### LISTED RECORDS ###

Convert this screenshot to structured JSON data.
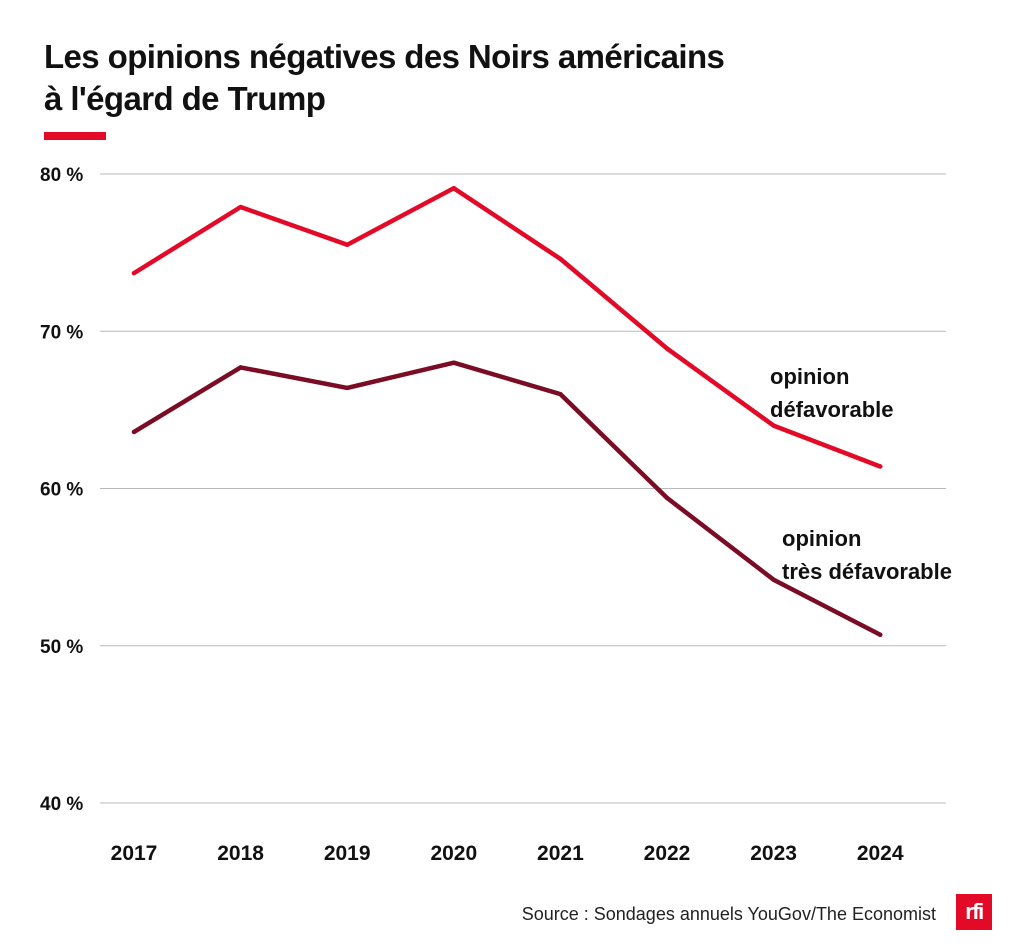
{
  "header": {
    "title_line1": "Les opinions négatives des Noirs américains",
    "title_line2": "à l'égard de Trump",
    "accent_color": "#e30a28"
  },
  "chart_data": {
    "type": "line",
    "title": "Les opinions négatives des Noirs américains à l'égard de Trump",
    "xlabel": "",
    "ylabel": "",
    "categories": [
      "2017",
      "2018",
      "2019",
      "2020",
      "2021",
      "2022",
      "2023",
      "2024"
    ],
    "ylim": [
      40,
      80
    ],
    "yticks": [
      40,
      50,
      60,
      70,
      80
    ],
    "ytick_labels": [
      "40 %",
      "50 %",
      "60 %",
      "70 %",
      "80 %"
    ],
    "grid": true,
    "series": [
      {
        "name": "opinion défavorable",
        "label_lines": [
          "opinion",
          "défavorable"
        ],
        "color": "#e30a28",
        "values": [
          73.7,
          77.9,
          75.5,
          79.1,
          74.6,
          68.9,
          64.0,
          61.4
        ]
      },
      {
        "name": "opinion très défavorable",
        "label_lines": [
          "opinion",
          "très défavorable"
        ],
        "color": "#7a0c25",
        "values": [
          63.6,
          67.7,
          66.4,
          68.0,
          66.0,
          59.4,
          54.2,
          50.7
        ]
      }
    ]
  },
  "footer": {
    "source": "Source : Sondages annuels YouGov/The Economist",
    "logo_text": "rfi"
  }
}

###
### LISTED RECORDS ###

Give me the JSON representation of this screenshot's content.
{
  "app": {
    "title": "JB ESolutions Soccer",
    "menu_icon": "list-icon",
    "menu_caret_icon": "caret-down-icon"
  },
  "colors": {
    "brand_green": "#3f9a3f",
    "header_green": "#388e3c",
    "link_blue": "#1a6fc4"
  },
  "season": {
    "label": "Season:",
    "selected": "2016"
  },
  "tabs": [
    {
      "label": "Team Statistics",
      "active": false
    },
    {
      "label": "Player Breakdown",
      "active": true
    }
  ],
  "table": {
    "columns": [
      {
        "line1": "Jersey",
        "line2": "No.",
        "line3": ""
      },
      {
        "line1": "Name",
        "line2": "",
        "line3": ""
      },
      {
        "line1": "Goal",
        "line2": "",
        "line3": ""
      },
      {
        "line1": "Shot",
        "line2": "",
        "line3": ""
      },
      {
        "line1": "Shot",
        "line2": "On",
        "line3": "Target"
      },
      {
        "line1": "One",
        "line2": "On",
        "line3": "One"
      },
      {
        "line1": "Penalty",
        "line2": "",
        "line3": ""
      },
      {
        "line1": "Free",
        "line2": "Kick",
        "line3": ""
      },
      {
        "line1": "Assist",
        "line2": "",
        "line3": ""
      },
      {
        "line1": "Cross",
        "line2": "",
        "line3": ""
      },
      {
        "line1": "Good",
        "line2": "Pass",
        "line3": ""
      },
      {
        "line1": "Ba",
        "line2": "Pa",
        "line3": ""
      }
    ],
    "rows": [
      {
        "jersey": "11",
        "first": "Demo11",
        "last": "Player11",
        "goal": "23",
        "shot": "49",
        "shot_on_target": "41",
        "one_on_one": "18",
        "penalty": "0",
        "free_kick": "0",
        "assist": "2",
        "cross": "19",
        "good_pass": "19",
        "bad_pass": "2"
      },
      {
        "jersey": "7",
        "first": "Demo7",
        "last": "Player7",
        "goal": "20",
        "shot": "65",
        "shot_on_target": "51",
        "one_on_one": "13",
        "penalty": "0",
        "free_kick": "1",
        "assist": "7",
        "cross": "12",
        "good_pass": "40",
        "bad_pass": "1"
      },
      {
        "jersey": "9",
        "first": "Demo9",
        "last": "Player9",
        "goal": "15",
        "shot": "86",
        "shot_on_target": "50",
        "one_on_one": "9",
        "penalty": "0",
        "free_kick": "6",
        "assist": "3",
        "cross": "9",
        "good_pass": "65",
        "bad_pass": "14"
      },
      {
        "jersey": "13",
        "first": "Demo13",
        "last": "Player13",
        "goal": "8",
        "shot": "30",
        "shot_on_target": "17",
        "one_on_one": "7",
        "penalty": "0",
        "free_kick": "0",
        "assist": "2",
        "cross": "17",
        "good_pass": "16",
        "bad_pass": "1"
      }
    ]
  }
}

###

# WHAT THIS TASK INVOLVES:
Copy out each line in the listing that has the word "last".

# COMPLETE RESPONSE:
        "last": "Player11",
        "last": "Player7",
        "last": "Player9",
        "last": "Player13",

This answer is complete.